Page extract:
I'm with you with not liking or wanting subscription services though. It's kinda nice to wait from K10U (for me) to K13U to get a bigger bang for buck with an upgrade, or I could wait until K14U (if my version allows it) and get more for my money.


----------



## MarkBell (Jul 22, 2020)

Any idea on a rough release date for KU13? 

Also can anyone remember, with 12, if they released the 3 editions (standardd, ultimate , collectors ) at the same time ...TIA


----------



## Reid Rosefelt (Jul 22, 2020)

MarkBell said:


> Any idea on a rough release date for KU13?
> 
> Also can anyone remember, with 12, if they released the 3 editions (standardd, ultimate , collectors ) at the same time ...TIA



My memory is that KU12 was announced in early September 2018 and was available to buy on October 1st. All the editions came out at the same time.

KU11 was introduced in August 2016 and was available to buy on September 1st. The Symphony Series (separate purchase) came out at the same time. KU11 came with Symphony Essentials.

So...if the past is any guide, I would expect that we will find out about what is in KU13 no later than early September, and we'll be able to buy it by October 1st.


----------



## John R Wilson (Jul 22, 2020)

TigerTheFrog said:


> My memory is that KU12 was announced in early September 2018 and was available to buy on October 1st. All the editions came out at the same time.

Records from a collection
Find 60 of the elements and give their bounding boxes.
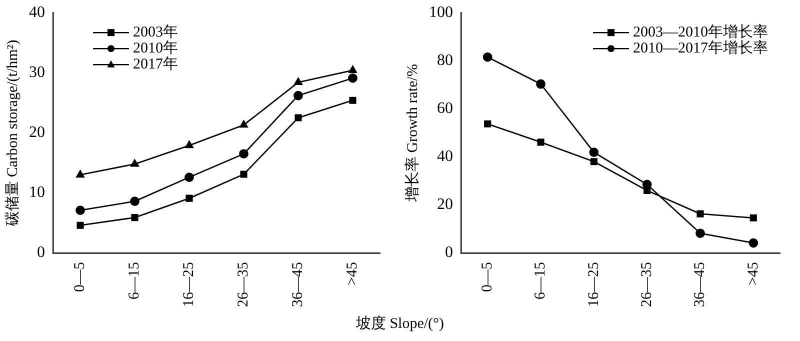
- point: [696, 228, 705, 238]
- x-tick-label: 36—45: [290, 262, 306, 307]
- x-tick-label: >45: [344, 262, 361, 286]
- point: [696, 210, 704, 218]
- point: [76, 170, 84, 178]
- legend-label: 2017年: [133, 56, 178, 73]
- point: [76, 206, 85, 216]
- y-tick-label: 10: [29, 184, 45, 202]
- point: [294, 78, 302, 86]
- point: [186, 194, 193, 202]
- legend-label: 2003年: [133, 24, 178, 41]
- x-tick-label: 26—35: [236, 262, 252, 307]
- legend-label: 2010年: [133, 40, 178, 57]
- point: [750, 214, 757, 222]
- point: [240, 120, 248, 128]
- point: [348, 73, 358, 83]
- point: [131, 214, 138, 222]
- point: [482, 52, 492, 62]
- legend-label: 2003—2010年增长率: [633, 24, 768, 41]
- x-tick-label: 6—15: [532, 262, 549, 300]
- y-tick-label: 0: [445, 244, 453, 262]
- point: [589, 148, 599, 157]
- point: [185, 140, 194, 148]
- y-tick-label: 60: [437, 100, 453, 117]
- point: [349, 96, 356, 104]
- y-tick-label: 40: [29, 4, 45, 21]
- point: [484, 120, 492, 128]
- point: [537, 138, 544, 146]
- point: [130, 196, 140, 206]
- point: [76, 222, 84, 229]
- y-axis-title: 碳储量 Carbon storage/(t/hm²): [4, 40, 21, 227]
- y-tick-label: 20: [437, 196, 453, 214]
- x-tick-label: 26—35: [639, 262, 656, 307]
- point: [239, 149, 248, 159]
- y-tick-label: 0: [37, 244, 45, 262]
- x-tick-label: 16—25: [181, 262, 198, 307]
- point: [294, 90, 303, 100]
- x-tick-label: 6—15: [126, 262, 143, 300]
- y-tick-label: 20: [29, 124, 45, 142]
- point: [348, 66, 357, 73]
- legend-label: 2010—2017年增长率: [633, 40, 768, 57]
- point: [294, 114, 302, 122]
- point: [590, 158, 598, 166]
- x-tick-label: 0—5: [72, 262, 88, 292]
- y-tick-label: 80: [437, 52, 453, 69]
- x-tick-label: 36—45: [692, 262, 708, 307]
- y-tick-label: 40: [437, 148, 453, 166]
- y-tick-label: 30: [29, 64, 45, 81]
- x-tick-label: >45: [745, 262, 762, 286]
- y-axis-title: 增长率 Growth rate/%: [404, 64, 421, 203]
- y-tick-label: 100: [429, 4, 453, 21]
- point: [644, 186, 651, 194]
- x-tick-label: 0—5: [480, 262, 496, 292]
- point: [536, 79, 546, 89]
- point: [748, 238, 758, 248]
- point: [184, 172, 194, 182]
- x-tick-label: 16—25: [586, 262, 602, 307]
- x-axis-title: 坡度 Slope/(°): [354, 314, 446, 333]
- point: [130, 159, 139, 167]
- point: [240, 170, 248, 178]
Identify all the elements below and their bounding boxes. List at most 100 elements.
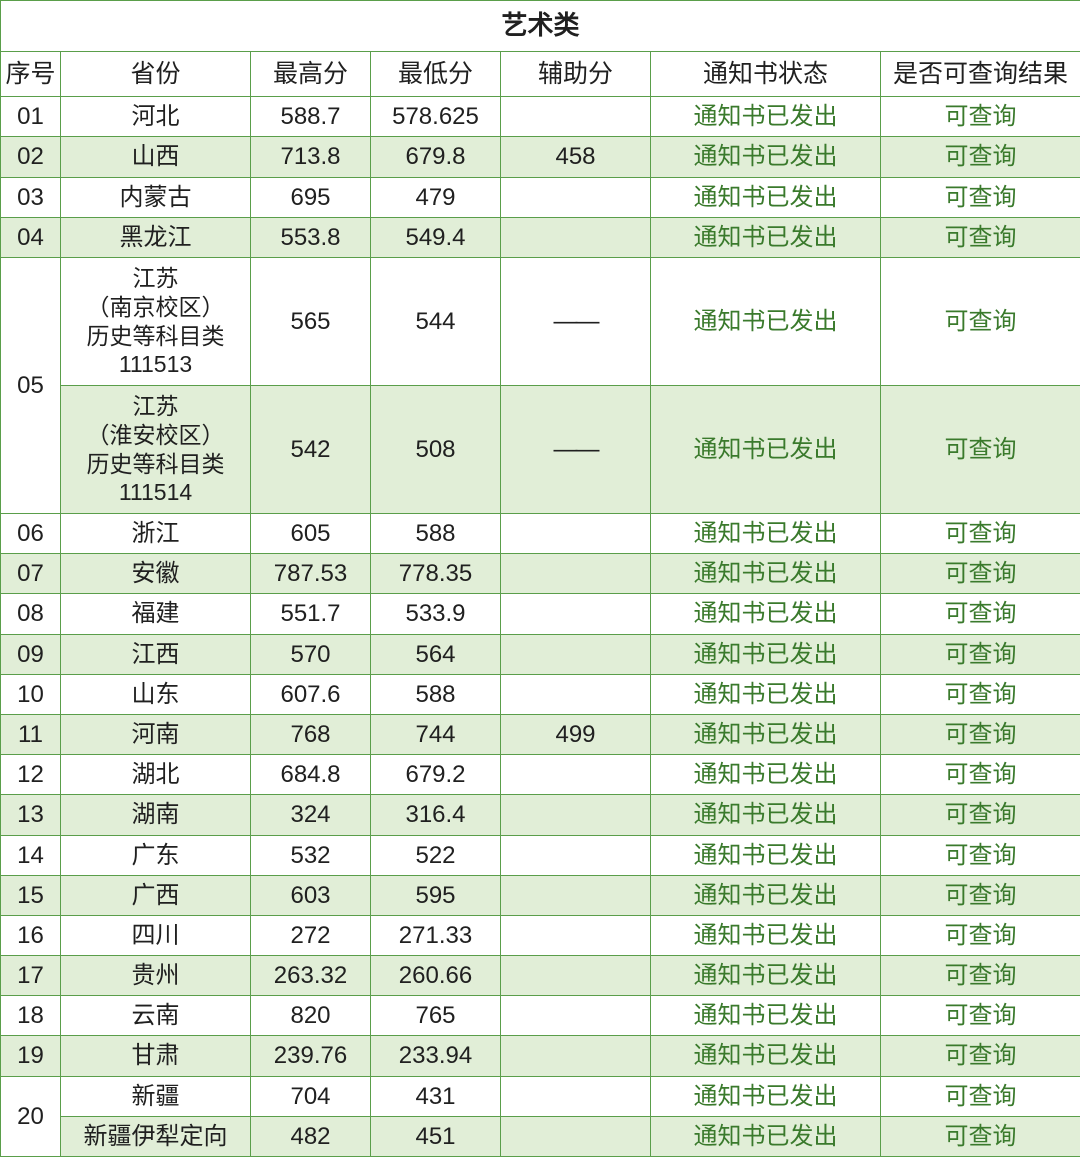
cell-seq: 20 xyxy=(1,1076,61,1156)
table-title: 艺术类 xyxy=(1,1,1080,52)
cell-max: 684.8 xyxy=(251,755,371,795)
cell-min: 544 xyxy=(371,258,501,386)
prov-line: 111514 xyxy=(119,479,192,505)
cell-max: 532 xyxy=(251,835,371,875)
cell-min: 431 xyxy=(371,1076,501,1116)
cell-province: 黑龙江 xyxy=(61,217,251,257)
cell-province: 广东 xyxy=(61,835,251,875)
table-row: 10山东607.6588通知书已发出可查询 xyxy=(1,674,1080,714)
table-row: 18云南820765通知书已发出可查询 xyxy=(1,996,1080,1036)
cell-status: 通知书已发出 xyxy=(651,594,881,634)
cell-province: 河南 xyxy=(61,714,251,754)
cell-aux xyxy=(501,554,651,594)
cell-aux xyxy=(501,875,651,915)
cell-min: 549.4 xyxy=(371,217,501,257)
cell-status: 通知书已发出 xyxy=(651,915,881,955)
cell-min: 564 xyxy=(371,634,501,674)
cell-aux: 499 xyxy=(501,714,651,754)
cell-seq: 10 xyxy=(1,674,61,714)
cell-status: 通知书已发出 xyxy=(651,755,881,795)
cell-query: 可查询 xyxy=(881,514,1080,554)
table-row: 16四川272271.33通知书已发出可查询 xyxy=(1,915,1080,955)
cell-max: 570 xyxy=(251,634,371,674)
cell-seq: 19 xyxy=(1,1036,61,1076)
cell-aux xyxy=(501,1036,651,1076)
cell-query: 可查询 xyxy=(881,97,1080,137)
cell-aux: —— xyxy=(501,258,651,386)
cell-aux xyxy=(501,217,651,257)
col-header-aux: 辅助分 xyxy=(501,51,651,97)
col-header-min: 最低分 xyxy=(371,51,501,97)
cell-query: 可查询 xyxy=(881,594,1080,634)
cell-status: 通知书已发出 xyxy=(651,554,881,594)
cell-min: 765 xyxy=(371,996,501,1036)
cell-province: 湖北 xyxy=(61,755,251,795)
cell-max: 695 xyxy=(251,177,371,217)
table-title-row: 艺术类 xyxy=(1,1,1080,52)
cell-status: 通知书已发出 xyxy=(651,634,881,674)
cell-seq: 07 xyxy=(1,554,61,594)
cell-max: 565 xyxy=(251,258,371,386)
cell-max: 324 xyxy=(251,795,371,835)
prov-line: 江苏 xyxy=(133,265,179,291)
cell-query: 可查询 xyxy=(881,177,1080,217)
cell-query: 可查询 xyxy=(881,1116,1080,1156)
cell-seq: 04 xyxy=(1,217,61,257)
cell-query: 可查询 xyxy=(881,915,1080,955)
prov-line: 历史等科目类 xyxy=(87,451,225,477)
cell-province: 山西 xyxy=(61,137,251,177)
cell-seq: 11 xyxy=(1,714,61,754)
cell-status: 通知书已发出 xyxy=(651,97,881,137)
cell-min: 479 xyxy=(371,177,501,217)
cell-status: 通知书已发出 xyxy=(651,714,881,754)
cell-max: 603 xyxy=(251,875,371,915)
col-header-query: 是否可查询结果 xyxy=(881,51,1080,97)
cell-query: 可查询 xyxy=(881,835,1080,875)
cell-province: 江苏 （南京校区） 历史等科目类 111513 xyxy=(61,258,251,386)
cell-province: 湖南 xyxy=(61,795,251,835)
cell-seq: 17 xyxy=(1,956,61,996)
cell-province: 河北 xyxy=(61,97,251,137)
cell-seq: 14 xyxy=(1,835,61,875)
cell-aux xyxy=(501,915,651,955)
cell-aux xyxy=(501,835,651,875)
cell-query: 可查询 xyxy=(881,755,1080,795)
cell-max: 542 xyxy=(251,386,371,514)
cell-query: 可查询 xyxy=(881,714,1080,754)
cell-status: 通知书已发出 xyxy=(651,137,881,177)
prov-line: （南京校区） xyxy=(87,294,225,320)
cell-query: 可查询 xyxy=(881,674,1080,714)
cell-query: 可查询 xyxy=(881,1076,1080,1116)
cell-min: 778.35 xyxy=(371,554,501,594)
cell-province: 安徽 xyxy=(61,554,251,594)
admission-table-wrapper: 艺术类 序号 省份 最高分 最低分 辅助分 通知书状态 是否可查询结果 01河北… xyxy=(0,0,1080,1157)
cell-max: 607.6 xyxy=(251,674,371,714)
cell-status: 通知书已发出 xyxy=(651,217,881,257)
cell-max: 588.7 xyxy=(251,97,371,137)
cell-province: 内蒙古 xyxy=(61,177,251,217)
cell-max: 768 xyxy=(251,714,371,754)
table-row: 20 新疆 704 431 通知书已发出 可查询 xyxy=(1,1076,1080,1116)
cell-query: 可查询 xyxy=(881,554,1080,594)
cell-status: 通知书已发出 xyxy=(651,258,881,386)
col-header-max: 最高分 xyxy=(251,51,371,97)
table-row: 14广东532522通知书已发出可查询 xyxy=(1,835,1080,875)
cell-min: 588 xyxy=(371,674,501,714)
cell-province: 浙江 xyxy=(61,514,251,554)
col-header-province: 省份 xyxy=(61,51,251,97)
cell-status: 通知书已发出 xyxy=(651,1036,881,1076)
cell-query: 可查询 xyxy=(881,386,1080,514)
cell-status: 通知书已发出 xyxy=(651,875,881,915)
cell-max: 713.8 xyxy=(251,137,371,177)
cell-aux xyxy=(501,956,651,996)
cell-query: 可查询 xyxy=(881,956,1080,996)
cell-status: 通知书已发出 xyxy=(651,996,881,1036)
cell-query: 可查询 xyxy=(881,795,1080,835)
cell-status: 通知书已发出 xyxy=(651,177,881,217)
col-header-seq: 序号 xyxy=(1,51,61,97)
cell-min: 508 xyxy=(371,386,501,514)
table-row: 08福建551.7533.9通知书已发出可查询 xyxy=(1,594,1080,634)
cell-max: 605 xyxy=(251,514,371,554)
prov-line: 111513 xyxy=(119,351,192,377)
table-row: 01河北588.7578.625通知书已发出可查询 xyxy=(1,97,1080,137)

Goals:
1. In the forum thread about the KU13 release date above, turn the paragraph beginning "KU11 was introduced" into a short bulleted list that keeps all its facts.
2. Carry the forum thread about the KU13 release date forward from its last line.

Answers:
1.
- KU11 was introduced in August 2016.
- It was available to buy on September 1st.
- The Symphony Series, sold separately, came out at the same time.
- KU11 came with Symphony Essentials.

2.
> 
> KU11 was introduced in August 2016 and was available to buy on September 1st. The Symphony Series (separate purchase) came out at the same time. KU11 came with Symphony Essentials.
> 
> So...if the past is any guide, I would expect that we will find out about what is in KU13 no later than early September, and we'll be able to buy it by October 1st.



That sounds good. Do you know what the prices were then and if they do any sales on release? 

I've currently got komplete 12 and thinking of upgrading it to the ultimate version if what is included in komplete 13 ultimate is good.


----------



## Reid Rosefelt (Jul 23, 2020)

My memory is that there wasn't a lot of deep discounting of KU12 beyond the price on the NI site. NI may set some rules about what is allowed. And everybody knew it would be half price the following summer.

I did my upgrade at Time+Space because they offered the best price, plus store points, and a free copy of great Rob Papen's Go2 synth, which I've actually used more than some of the KU12 libraries. As I am in the US and they are in the UK, they sent me my serial number by email and refunded the shipment fee. 

While Komplete is often sold in a box, all you need is a serial number to get the libraries to show up in Native Access.


----------



## John R Wilson (Jul 23, 2020)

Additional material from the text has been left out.